(Items from a data source)
┄┄┄┄┄┄┄┄┄┄┄┄┄┄┄┄┄┄┄┄
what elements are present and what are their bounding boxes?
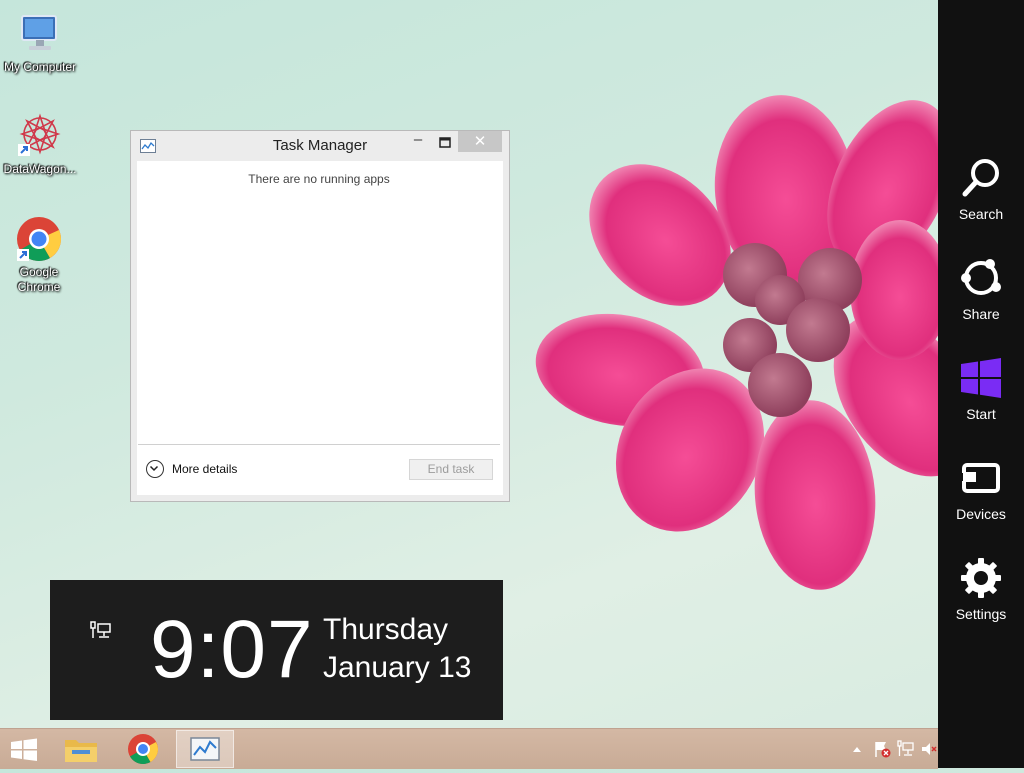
- windows-logo-icon: [959, 356, 1003, 400]
- empty-message: There are no running apps: [248, 172, 390, 186]
- desktop-icon-datawagon[interactable]: DataWagon...: [0, 112, 80, 177]
- taskbar-file-explorer[interactable]: [52, 730, 110, 768]
- computer-icon: [16, 10, 64, 58]
- file-explorer-icon: [65, 740, 97, 762]
- more-details-label: More details: [172, 462, 238, 476]
- windows-logo-icon: [11, 738, 37, 761]
- chevron-down-icon: [146, 460, 164, 478]
- desktop-icon-my-computer[interactable]: My Computer: [0, 10, 80, 75]
- devices-icon: [959, 456, 1003, 500]
- desktop-icon-label: Google Chrome: [17, 265, 61, 294]
- chrome-icon: [15, 215, 63, 263]
- charm-label: Settings: [955, 606, 1007, 622]
- charm-share[interactable]: Share: [938, 256, 1024, 336]
- maximize-icon: [439, 137, 451, 148]
- taskbar: [0, 728, 938, 769]
- clock-date: January 13: [323, 651, 472, 684]
- clock-overlay: 9:07 Thursday January 13: [50, 580, 503, 720]
- task-manager-window[interactable]: Task Manager – ✕ There are no running ap…: [130, 130, 510, 502]
- charms-bar: Search Share Start Devices Settings: [938, 0, 1024, 768]
- charm-label: Devices: [956, 506, 1006, 522]
- charm-search[interactable]: Search: [938, 156, 1024, 236]
- close-button[interactable]: ✕: [458, 131, 502, 152]
- taskbar-task-manager[interactable]: [176, 730, 234, 768]
- share-icon: [959, 256, 1003, 300]
- datawagon-icon: [16, 112, 64, 160]
- desktop-icon-label: DataWagon...: [3, 162, 77, 176]
- search-icon: [959, 156, 1003, 200]
- clock-day: Thursday: [323, 613, 449, 646]
- desktop-icon-label: My Computer: [3, 60, 77, 74]
- network-tray-button[interactable]: [896, 739, 916, 759]
- chrome-icon: [128, 734, 158, 765]
- charm-settings[interactable]: Settings: [938, 556, 1024, 636]
- start-button[interactable]: [0, 730, 48, 768]
- maximize-button[interactable]: [435, 133, 455, 153]
- taskbar-chrome[interactable]: [114, 730, 172, 768]
- desktop-icon-google-chrome[interactable]: Google Chrome: [0, 215, 78, 295]
- task-manager-icon: [190, 737, 220, 761]
- network-icon: [88, 620, 114, 642]
- volume-muted-icon: [922, 743, 937, 755]
- more-details-toggle[interactable]: More details: [146, 460, 237, 478]
- charm-label: Start: [966, 406, 996, 422]
- flag-icon: [875, 742, 891, 758]
- charm-label: Share: [962, 306, 1000, 322]
- gear-icon: [959, 556, 1003, 600]
- network-icon: [897, 740, 914, 756]
- end-task-button[interactable]: End task: [409, 459, 493, 480]
- action-center-button[interactable]: [872, 739, 892, 759]
- app-list: There are no running apps: [138, 162, 500, 444]
- charm-label: Search: [958, 206, 1004, 222]
- charm-start[interactable]: Start: [938, 356, 1024, 436]
- minimize-button[interactable]: –: [407, 131, 429, 151]
- charm-devices[interactable]: Devices: [938, 456, 1024, 536]
- chevron-up-icon: [853, 747, 861, 752]
- show-hidden-icons-button[interactable]: [850, 739, 864, 759]
- volume-tray-button[interactable]: [920, 739, 938, 759]
- task-manager-footer: More details End task: [138, 444, 500, 494]
- clock-time: 9:07: [150, 604, 314, 695]
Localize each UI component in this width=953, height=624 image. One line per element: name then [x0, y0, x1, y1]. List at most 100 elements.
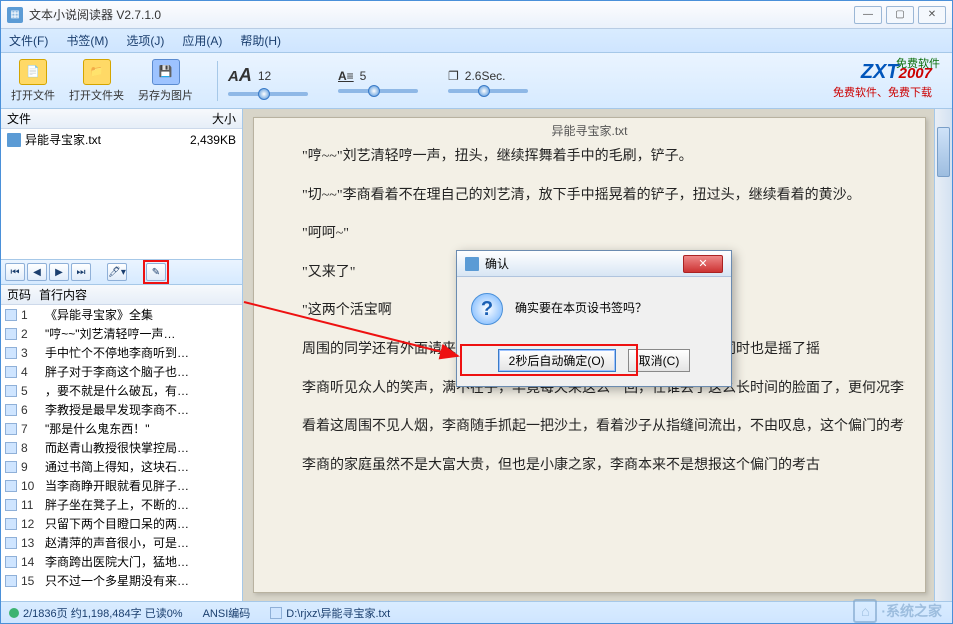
┄┄┄┄┄┄┄┄┄┄┄┄┄┄┄┄┄┄┄┄
What you have to do →
Could you reproduce every entry above word for word, leaving the pictures out?

Written solution →
what elements are present and what are their bounding boxes?
- windows-logo-icon: [959, 356, 1003, 400]
- empty-message: There are no running apps: [248, 172, 390, 186]
- desktop-icon-datawagon[interactable]: DataWagon...: [0, 112, 80, 177]
- taskbar-file-explorer[interactable]: [52, 730, 110, 768]
- computer-icon: [16, 10, 64, 58]
- file-explorer-icon: [65, 740, 97, 762]
- more-details-label: More details: [172, 462, 238, 476]
- windows-logo-icon: [11, 738, 37, 761]
- chevron-down-icon: [146, 460, 164, 478]
- desktop-icon-my-computer[interactable]: My Computer: [0, 10, 80, 75]
- devices-icon: [959, 456, 1003, 500]
- desktop-icon-label: Google Chrome: [17, 265, 61, 294]
- chrome-icon: [15, 215, 63, 263]
- charm-label: Settings: [955, 606, 1007, 622]
- charm-share[interactable]: Share: [938, 256, 1024, 336]
- maximize-icon: [439, 137, 451, 148]
- taskbar: [0, 728, 938, 769]
- clock-date: January 13: [323, 651, 472, 684]
- clock-overlay: 9:07 Thursday January 13: [50, 580, 503, 720]
- task-manager-window[interactable]: Task Manager – ✕ There are no running ap…: [130, 130, 510, 502]
- charms-bar: Search Share Start Devices Settings: [938, 0, 1024, 768]
- charm-label: Devices: [956, 506, 1006, 522]
- charm-search[interactable]: Search: [938, 156, 1024, 236]
- close-button[interactable]: ✕: [458, 131, 502, 152]
- taskbar-task-manager[interactable]: [176, 730, 234, 768]
- share-icon: [959, 256, 1003, 300]
- datawagon-icon: [16, 112, 64, 160]
- desktop-icon-label: DataWagon...: [3, 162, 77, 176]
- search-icon: [959, 156, 1003, 200]
- clock-day: Thursday: [323, 613, 449, 646]
- desktop-icon-label: My Computer: [3, 60, 77, 74]
- network-tray-button[interactable]: [896, 739, 916, 759]
- chrome-icon: [128, 734, 158, 765]
- charm-settings[interactable]: Settings: [938, 556, 1024, 636]
- start-button[interactable]: [0, 730, 48, 768]
- maximize-button[interactable]: [435, 133, 455, 153]
- taskbar-chrome[interactable]: [114, 730, 172, 768]
- desktop-icon-google-chrome[interactable]: Google Chrome: [0, 215, 78, 295]
- task-manager-icon: [190, 737, 220, 761]
- network-icon: [88, 620, 114, 642]
- volume-muted-icon: [922, 743, 937, 755]
- more-details-toggle[interactable]: More details: [146, 460, 237, 478]
- charm-label: Start: [966, 406, 996, 422]
- flag-icon: [875, 742, 891, 758]
- charm-label: Share: [962, 306, 1000, 322]
- gear-icon: [959, 556, 1003, 600]
- network-icon: [897, 740, 914, 756]
- end-task-button[interactable]: End task: [409, 459, 493, 480]
- action-center-button[interactable]: [872, 739, 892, 759]
- app-list: There are no running apps: [138, 162, 500, 444]
- charm-label: Search: [958, 206, 1004, 222]
- charm-start[interactable]: Start: [938, 356, 1024, 436]
- minimize-button[interactable]: –: [407, 131, 429, 151]
- charm-devices[interactable]: Devices: [938, 456, 1024, 536]
- chevron-up-icon: [853, 747, 861, 752]
- show-hidden-icons-button[interactable]: [850, 739, 864, 759]
- volume-tray-button[interactable]: [920, 739, 938, 759]
- task-manager-footer: More details End task: [138, 444, 500, 494]
- clock-time: 9:07: [150, 604, 314, 695]
Localize each UI component in this width=953, height=624 image. One line per element: name then [x0, y0, x1, y1]. List at most 100 elements.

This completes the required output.